TASK GOAL —
Retype these lines without any changes.

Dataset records

____________

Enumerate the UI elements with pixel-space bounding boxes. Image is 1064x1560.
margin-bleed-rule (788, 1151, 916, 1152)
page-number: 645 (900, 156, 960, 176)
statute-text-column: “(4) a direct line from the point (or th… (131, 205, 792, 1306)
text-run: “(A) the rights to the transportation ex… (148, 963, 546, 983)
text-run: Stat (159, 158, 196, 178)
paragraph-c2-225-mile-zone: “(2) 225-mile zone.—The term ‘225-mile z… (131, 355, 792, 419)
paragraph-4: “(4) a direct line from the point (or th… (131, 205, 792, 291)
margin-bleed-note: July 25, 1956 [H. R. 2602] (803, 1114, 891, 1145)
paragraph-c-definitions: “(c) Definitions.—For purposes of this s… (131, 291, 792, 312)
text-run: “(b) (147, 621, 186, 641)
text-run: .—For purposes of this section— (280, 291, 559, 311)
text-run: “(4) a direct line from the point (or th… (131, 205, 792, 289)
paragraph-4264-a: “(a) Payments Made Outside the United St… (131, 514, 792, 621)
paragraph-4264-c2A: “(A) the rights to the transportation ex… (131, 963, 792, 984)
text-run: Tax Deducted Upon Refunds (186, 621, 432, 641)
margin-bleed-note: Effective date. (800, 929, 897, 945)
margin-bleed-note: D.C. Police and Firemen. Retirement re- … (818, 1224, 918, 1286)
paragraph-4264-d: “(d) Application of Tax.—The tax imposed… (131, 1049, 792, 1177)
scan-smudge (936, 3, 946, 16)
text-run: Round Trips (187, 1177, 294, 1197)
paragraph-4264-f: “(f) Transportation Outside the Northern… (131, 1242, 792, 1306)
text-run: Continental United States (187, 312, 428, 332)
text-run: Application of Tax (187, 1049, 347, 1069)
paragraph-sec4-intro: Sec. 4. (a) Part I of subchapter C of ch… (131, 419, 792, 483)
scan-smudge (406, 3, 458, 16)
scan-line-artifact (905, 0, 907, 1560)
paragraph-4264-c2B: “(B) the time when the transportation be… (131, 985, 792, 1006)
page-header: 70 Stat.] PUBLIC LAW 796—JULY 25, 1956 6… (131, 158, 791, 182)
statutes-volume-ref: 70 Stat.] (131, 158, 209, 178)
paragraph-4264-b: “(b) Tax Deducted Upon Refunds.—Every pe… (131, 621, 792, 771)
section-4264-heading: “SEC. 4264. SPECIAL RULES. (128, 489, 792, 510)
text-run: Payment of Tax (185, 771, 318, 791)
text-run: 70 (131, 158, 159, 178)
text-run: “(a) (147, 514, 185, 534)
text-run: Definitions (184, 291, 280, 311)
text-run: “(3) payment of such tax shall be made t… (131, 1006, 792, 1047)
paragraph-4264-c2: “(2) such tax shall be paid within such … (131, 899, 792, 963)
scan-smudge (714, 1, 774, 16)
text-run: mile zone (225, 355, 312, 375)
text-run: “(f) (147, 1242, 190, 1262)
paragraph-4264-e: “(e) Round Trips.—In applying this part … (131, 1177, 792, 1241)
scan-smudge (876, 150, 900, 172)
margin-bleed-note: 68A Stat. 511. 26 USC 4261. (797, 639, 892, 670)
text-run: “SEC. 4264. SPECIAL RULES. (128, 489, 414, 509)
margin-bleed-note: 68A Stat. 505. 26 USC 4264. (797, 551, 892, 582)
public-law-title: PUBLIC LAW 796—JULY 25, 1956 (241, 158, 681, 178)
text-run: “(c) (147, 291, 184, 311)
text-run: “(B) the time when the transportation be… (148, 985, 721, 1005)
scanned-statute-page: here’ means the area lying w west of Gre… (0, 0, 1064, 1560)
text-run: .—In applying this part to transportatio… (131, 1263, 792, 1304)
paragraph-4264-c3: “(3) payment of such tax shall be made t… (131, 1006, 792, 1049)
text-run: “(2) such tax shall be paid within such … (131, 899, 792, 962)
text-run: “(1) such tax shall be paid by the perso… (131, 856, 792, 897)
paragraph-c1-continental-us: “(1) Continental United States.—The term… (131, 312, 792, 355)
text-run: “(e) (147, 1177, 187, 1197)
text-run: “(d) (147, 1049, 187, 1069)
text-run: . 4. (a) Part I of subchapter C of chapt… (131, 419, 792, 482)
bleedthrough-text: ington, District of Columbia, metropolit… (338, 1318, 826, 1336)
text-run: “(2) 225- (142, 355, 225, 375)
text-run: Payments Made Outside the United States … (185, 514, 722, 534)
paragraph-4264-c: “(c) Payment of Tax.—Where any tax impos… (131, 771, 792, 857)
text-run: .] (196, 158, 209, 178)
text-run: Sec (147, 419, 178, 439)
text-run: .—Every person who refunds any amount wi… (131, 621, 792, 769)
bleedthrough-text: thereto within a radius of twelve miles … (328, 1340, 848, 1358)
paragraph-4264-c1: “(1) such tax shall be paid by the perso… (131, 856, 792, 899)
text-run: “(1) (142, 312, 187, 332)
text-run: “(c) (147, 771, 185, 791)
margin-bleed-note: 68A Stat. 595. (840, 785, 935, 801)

____________

ANSWER TO THE PROBLEM —
Enumerate the UI elements with pixel-space bounding boxes. Image is 1064x1560.
margin-bleed-rule (788, 1151, 916, 1152)
page-number: 645 (900, 156, 960, 176)
statute-text-column: “(4) a direct line from the point (or th… (131, 205, 792, 1306)
text-run: “(A) the rights to the transportation ex… (148, 963, 546, 983)
text-run: Stat (159, 158, 196, 178)
paragraph-c2-225-mile-zone: “(2) 225-mile zone.—The term ‘225-mile z… (131, 355, 792, 419)
paragraph-4: “(4) a direct line from the point (or th… (131, 205, 792, 291)
margin-bleed-note: July 25, 1956 [H. R. 2602] (803, 1114, 891, 1145)
paragraph-c-definitions: “(c) Definitions.—For purposes of this s… (131, 291, 792, 312)
text-run: “(b) (147, 621, 186, 641)
text-run: .—For purposes of this section— (280, 291, 559, 311)
text-run: “(4) a direct line from the point (or th… (131, 205, 792, 289)
paragraph-4264-a: “(a) Payments Made Outside the United St… (131, 514, 792, 621)
paragraph-4264-c2A: “(A) the rights to the transportation ex… (131, 963, 792, 984)
text-run: Tax Deducted Upon Refunds (186, 621, 432, 641)
margin-bleed-note: Effective date. (800, 929, 897, 945)
margin-bleed-note: D.C. Police and Firemen. Retirement re- … (818, 1224, 918, 1286)
paragraph-4264-d: “(d) Application of Tax.—The tax imposed… (131, 1049, 792, 1177)
scan-smudge (936, 3, 946, 16)
text-run: Round Trips (187, 1177, 294, 1197)
paragraph-4264-f: “(f) Transportation Outside the Northern… (131, 1242, 792, 1306)
text-run: Continental United States (187, 312, 428, 332)
text-run: Application of Tax (187, 1049, 347, 1069)
paragraph-sec4-intro: Sec. 4. (a) Part I of subchapter C of ch… (131, 419, 792, 483)
scan-smudge (406, 3, 458, 16)
scan-line-artifact (905, 0, 907, 1560)
paragraph-4264-c2B: “(B) the time when the transportation be… (131, 985, 792, 1006)
page-header: 70 Stat.] PUBLIC LAW 796—JULY 25, 1956 6… (131, 158, 791, 182)
statutes-volume-ref: 70 Stat.] (131, 158, 209, 178)
paragraph-4264-b: “(b) Tax Deducted Upon Refunds.—Every pe… (131, 621, 792, 771)
section-4264-heading: “SEC. 4264. SPECIAL RULES. (128, 489, 792, 510)
text-run: Payment of Tax (185, 771, 318, 791)
text-run: 70 (131, 158, 159, 178)
text-run: “(a) (147, 514, 185, 534)
text-run: Definitions (184, 291, 280, 311)
text-run: “(3) payment of such tax shall be made t… (131, 1006, 792, 1047)
paragraph-4264-c2: “(2) such tax shall be paid within such … (131, 899, 792, 963)
scan-smudge (714, 1, 774, 16)
text-run: mile zone (225, 355, 312, 375)
text-run: “(f) (147, 1242, 190, 1262)
paragraph-4264-e: “(e) Round Trips.—In applying this part … (131, 1177, 792, 1241)
scan-smudge (876, 150, 900, 172)
margin-bleed-note: 68A Stat. 511. 26 USC 4261. (797, 639, 892, 670)
text-run: “SEC. 4264. SPECIAL RULES. (128, 489, 414, 509)
margin-bleed-note: 68A Stat. 505. 26 USC 4264. (797, 551, 892, 582)
public-law-title: PUBLIC LAW 796—JULY 25, 1956 (241, 158, 681, 178)
text-run: “(c) (147, 291, 184, 311)
text-run: “(B) the time when the transportation be… (148, 985, 721, 1005)
scanned-statute-page: here’ means the area lying w west of Gre… (0, 0, 1064, 1560)
text-run: .—In applying this part to transportatio… (131, 1263, 792, 1304)
paragraph-4264-c3: “(3) payment of such tax shall be made t… (131, 1006, 792, 1049)
text-run: “(2) such tax shall be paid within such … (131, 899, 792, 962)
text-run: “(1) such tax shall be paid by the perso… (131, 856, 792, 897)
paragraph-c1-continental-us: “(1) Continental United States.—The term… (131, 312, 792, 355)
text-run: “(e) (147, 1177, 187, 1197)
text-run: “(d) (147, 1049, 187, 1069)
text-run: . 4. (a) Part I of subchapter C of chapt… (131, 419, 792, 482)
bleedthrough-text: ington, District of Columbia, metropolit… (338, 1318, 826, 1336)
text-run: “(2) 225- (142, 355, 225, 375)
text-run: Payments Made Outside the United States … (185, 514, 722, 534)
paragraph-4264-c: “(c) Payment of Tax.—Where any tax impos… (131, 771, 792, 857)
text-run: .] (196, 158, 209, 178)
text-run: Sec (147, 419, 178, 439)
text-run: .—Every person who refunds any amount wi… (131, 621, 792, 769)
bleedthrough-text: thereto within a radius of twelve miles … (328, 1340, 848, 1358)
paragraph-4264-c1: “(1) such tax shall be paid by the perso… (131, 856, 792, 899)
text-run: “(1) (142, 312, 187, 332)
text-run: “(c) (147, 771, 185, 791)
margin-bleed-note: 68A Stat. 595. (840, 785, 935, 801)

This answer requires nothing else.